• 本文

━━━━

有期雇用契約の契約社員や派遣社員、パートなどの契約解除により人員配置が行われるケースもあります。
人員が減る配置であり、残った社員の負担が増加してモチベーションの低下が起こる可能性があるため、慎重に実施しなければなりません。連鎖退職にも注意が必要です。
3.適正な人員配置により得られるメリット
人員配置が適切に行われた場合、得られるメリットは大きいものです。適材適所で能力が発揮されることで生産性が向上し、業績アップにつながります。
また、人員配置は業務の効率化や時間短縮、良好な人間関係につながり、社員のモチベーションも上がるでしょう。
ここでは、適正な人員配置で得られるメリットを2つご紹介します。
3-1.生産性が向上する
人員配置は生産性を向上させることがメリットです。社員のスキルや能力に合わせた人員配置が行われることで能力を発揮でき、業務の効率化が期待できます。生産性アップへとつながるでしょう。

━━━━

• 提供項目
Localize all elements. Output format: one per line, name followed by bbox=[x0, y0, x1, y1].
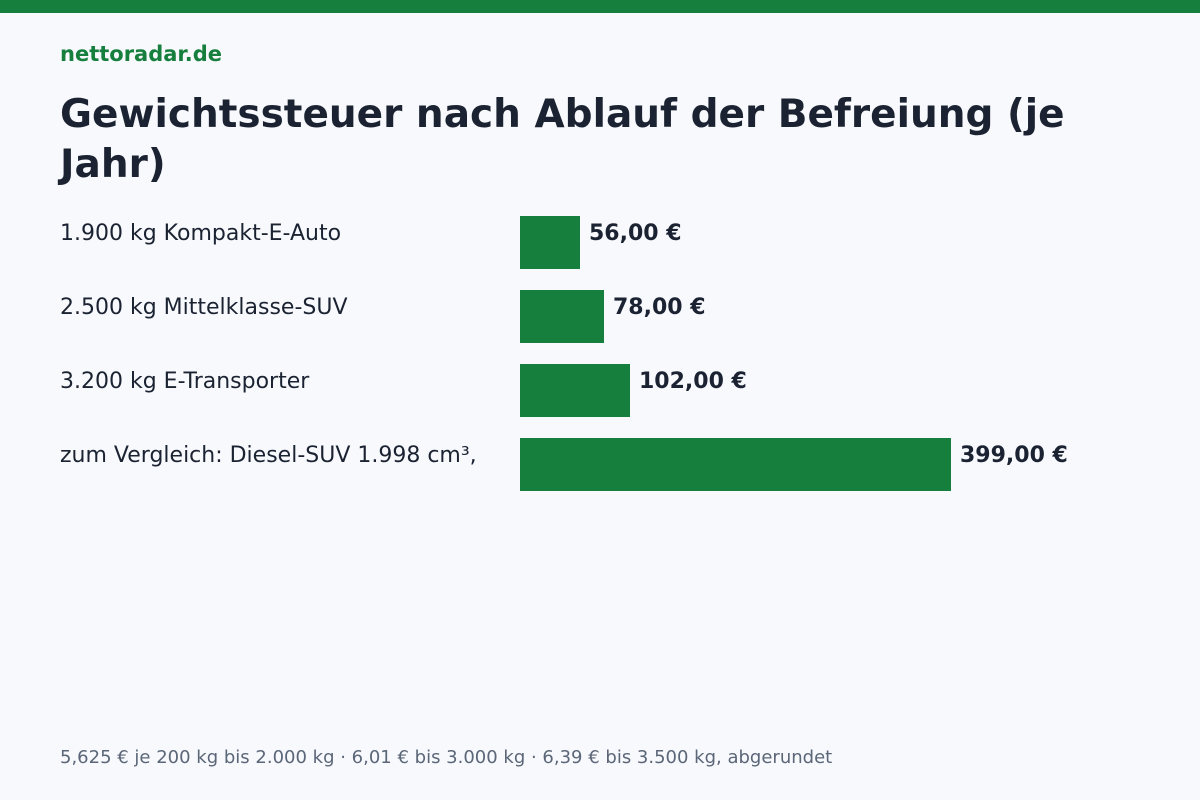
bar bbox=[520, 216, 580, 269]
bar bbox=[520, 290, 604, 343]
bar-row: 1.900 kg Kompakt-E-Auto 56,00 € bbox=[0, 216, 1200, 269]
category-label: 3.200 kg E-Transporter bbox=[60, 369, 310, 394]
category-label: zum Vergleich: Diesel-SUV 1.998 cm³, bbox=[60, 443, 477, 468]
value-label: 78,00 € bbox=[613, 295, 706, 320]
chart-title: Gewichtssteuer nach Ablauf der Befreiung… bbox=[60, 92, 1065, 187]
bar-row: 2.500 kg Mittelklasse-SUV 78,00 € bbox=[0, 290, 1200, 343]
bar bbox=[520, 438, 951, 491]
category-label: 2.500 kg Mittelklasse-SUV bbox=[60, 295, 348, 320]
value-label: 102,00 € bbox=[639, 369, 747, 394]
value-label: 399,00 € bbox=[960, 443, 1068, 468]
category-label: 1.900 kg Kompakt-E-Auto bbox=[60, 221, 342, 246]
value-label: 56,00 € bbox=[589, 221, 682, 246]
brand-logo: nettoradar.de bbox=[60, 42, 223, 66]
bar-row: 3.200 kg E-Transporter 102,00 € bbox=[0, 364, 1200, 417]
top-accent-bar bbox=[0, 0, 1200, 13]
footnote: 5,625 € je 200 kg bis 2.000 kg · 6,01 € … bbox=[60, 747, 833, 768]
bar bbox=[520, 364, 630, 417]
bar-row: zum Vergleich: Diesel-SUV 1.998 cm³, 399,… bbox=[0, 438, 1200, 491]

━━━━

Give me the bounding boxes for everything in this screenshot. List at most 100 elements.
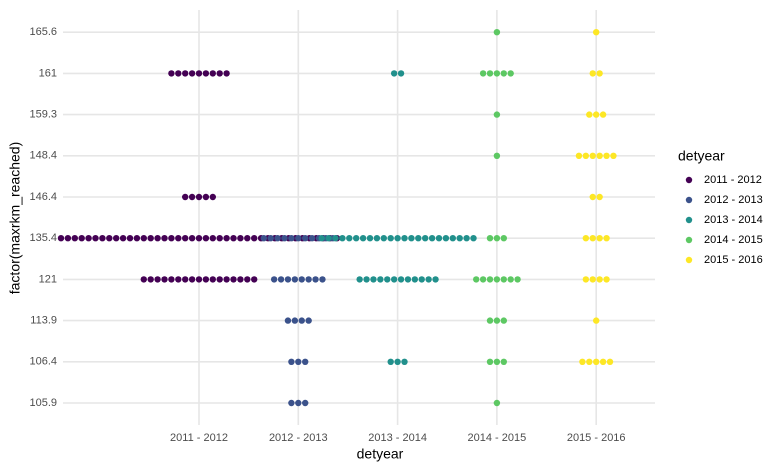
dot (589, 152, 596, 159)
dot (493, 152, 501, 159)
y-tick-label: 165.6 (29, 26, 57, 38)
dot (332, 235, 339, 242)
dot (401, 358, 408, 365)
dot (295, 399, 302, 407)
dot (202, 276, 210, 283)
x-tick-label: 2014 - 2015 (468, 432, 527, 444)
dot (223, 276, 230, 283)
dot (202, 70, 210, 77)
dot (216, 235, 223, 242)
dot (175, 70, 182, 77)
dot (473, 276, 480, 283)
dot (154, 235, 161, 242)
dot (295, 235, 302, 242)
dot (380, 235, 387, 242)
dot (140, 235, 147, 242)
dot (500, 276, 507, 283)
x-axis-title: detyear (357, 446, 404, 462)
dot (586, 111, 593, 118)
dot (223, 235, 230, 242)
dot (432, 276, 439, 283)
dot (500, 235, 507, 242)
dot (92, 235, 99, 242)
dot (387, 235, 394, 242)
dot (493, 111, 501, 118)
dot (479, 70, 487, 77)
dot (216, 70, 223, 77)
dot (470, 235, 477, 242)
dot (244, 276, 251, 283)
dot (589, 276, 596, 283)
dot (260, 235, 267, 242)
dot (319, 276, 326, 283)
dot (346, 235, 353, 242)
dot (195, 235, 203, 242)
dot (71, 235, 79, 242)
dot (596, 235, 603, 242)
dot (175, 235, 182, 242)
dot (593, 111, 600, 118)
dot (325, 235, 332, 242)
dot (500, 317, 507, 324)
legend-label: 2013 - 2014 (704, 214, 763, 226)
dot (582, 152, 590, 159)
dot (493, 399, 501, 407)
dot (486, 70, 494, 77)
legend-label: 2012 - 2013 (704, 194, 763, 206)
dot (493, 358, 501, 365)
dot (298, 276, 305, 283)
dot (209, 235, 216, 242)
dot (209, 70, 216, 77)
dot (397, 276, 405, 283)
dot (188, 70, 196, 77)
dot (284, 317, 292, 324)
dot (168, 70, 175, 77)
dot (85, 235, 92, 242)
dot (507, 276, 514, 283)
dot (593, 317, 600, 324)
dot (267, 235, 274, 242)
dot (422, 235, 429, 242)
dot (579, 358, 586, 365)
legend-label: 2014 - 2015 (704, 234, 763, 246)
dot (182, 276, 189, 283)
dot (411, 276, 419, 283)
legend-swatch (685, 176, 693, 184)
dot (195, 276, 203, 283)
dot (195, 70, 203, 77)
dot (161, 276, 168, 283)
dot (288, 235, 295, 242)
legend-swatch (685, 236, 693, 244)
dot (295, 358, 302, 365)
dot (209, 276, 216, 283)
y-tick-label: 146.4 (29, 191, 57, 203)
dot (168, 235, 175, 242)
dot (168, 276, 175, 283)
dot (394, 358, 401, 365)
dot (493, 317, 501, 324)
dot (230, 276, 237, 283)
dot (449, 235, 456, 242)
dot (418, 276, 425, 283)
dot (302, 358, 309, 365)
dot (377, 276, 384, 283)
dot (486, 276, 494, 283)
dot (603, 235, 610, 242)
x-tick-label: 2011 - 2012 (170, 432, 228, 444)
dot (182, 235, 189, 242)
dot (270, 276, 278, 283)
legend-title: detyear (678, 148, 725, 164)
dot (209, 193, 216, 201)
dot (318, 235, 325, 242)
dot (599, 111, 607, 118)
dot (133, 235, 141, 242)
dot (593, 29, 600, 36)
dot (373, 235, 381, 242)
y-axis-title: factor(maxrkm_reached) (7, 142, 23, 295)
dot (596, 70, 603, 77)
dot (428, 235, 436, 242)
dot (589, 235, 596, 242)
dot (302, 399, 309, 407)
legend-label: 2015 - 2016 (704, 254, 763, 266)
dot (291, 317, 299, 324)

━━━━

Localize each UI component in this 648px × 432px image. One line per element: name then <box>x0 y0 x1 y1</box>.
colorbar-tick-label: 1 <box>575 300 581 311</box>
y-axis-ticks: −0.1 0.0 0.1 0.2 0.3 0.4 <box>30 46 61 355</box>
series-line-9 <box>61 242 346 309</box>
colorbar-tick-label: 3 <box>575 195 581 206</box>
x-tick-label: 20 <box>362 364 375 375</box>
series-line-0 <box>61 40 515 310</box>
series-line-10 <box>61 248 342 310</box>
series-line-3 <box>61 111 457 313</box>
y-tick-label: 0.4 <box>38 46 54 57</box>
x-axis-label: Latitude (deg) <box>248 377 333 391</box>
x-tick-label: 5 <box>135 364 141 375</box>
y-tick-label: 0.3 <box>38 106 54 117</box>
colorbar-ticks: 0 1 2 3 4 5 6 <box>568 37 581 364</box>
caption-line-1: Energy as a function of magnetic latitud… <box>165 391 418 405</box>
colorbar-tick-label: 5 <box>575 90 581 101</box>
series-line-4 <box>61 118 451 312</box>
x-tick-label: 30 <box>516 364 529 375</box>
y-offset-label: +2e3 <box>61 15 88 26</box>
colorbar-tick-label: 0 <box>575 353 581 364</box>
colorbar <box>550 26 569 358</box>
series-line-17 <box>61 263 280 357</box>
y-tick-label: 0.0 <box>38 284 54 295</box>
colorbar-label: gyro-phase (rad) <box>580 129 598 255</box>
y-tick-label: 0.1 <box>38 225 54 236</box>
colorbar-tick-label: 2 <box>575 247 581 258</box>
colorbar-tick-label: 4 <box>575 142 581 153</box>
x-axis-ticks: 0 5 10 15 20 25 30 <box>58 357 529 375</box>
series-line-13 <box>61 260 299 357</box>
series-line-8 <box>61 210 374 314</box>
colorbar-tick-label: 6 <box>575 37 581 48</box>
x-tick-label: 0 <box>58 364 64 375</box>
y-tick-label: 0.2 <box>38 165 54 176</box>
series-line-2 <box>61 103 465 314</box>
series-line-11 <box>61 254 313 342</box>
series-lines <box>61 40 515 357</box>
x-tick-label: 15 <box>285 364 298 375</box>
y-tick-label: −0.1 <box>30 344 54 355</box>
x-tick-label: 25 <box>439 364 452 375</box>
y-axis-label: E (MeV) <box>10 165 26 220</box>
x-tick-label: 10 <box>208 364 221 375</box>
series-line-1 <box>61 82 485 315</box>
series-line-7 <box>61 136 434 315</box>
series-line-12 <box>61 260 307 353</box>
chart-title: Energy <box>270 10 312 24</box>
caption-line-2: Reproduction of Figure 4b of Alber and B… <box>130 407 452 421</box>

━━━━

• 課題一覧
A. 本文の「人員配置が適切に行われた場合」で始まる段落を、主な事実を残して短く書き直せ。
B. 本文のうち、「有期雇用契約の契約社員や派遣」で始まり「アップへとつながるでしょう。」で終わる部分をそのまま書き写せ。

• 解答
A. 適切な人員配置のメリットは大きい。適材適所で能力が発揮されると生産性が上がり、業績向上につながる。

B.
有期雇用契約の契約社員や派遣社員、パートなどの契約解除により人員配置が行われるケースもあります。
人員が減る配置であり、残った社員の負担が増加してモチベーションの低下が起こる可能性があるため、慎重に実施しなければなりません。連鎖退職にも注意が必要です。
3.適正な人員配置により得られるメリット
人員配置が適切に行われた場合、得られるメリットは大きいものです。適材適所で能力が発揮されることで生産性が向上し、業績アップにつながります。
また、人員配置は業務の効率化や時間短縮、良好な人間関係につながり、社員のモチベーションも上がるでしょう。
ここでは、適正な人員配置で得られるメリットを2つご紹介します。
3-1.生産性が向上する
人員配置は生産性を向上させることがメリットです。社員のスキルや能力に合わせた人員配置が行われることで能力を発揮でき、業務の効率化が期待できます。生産性アップへとつながるでしょう。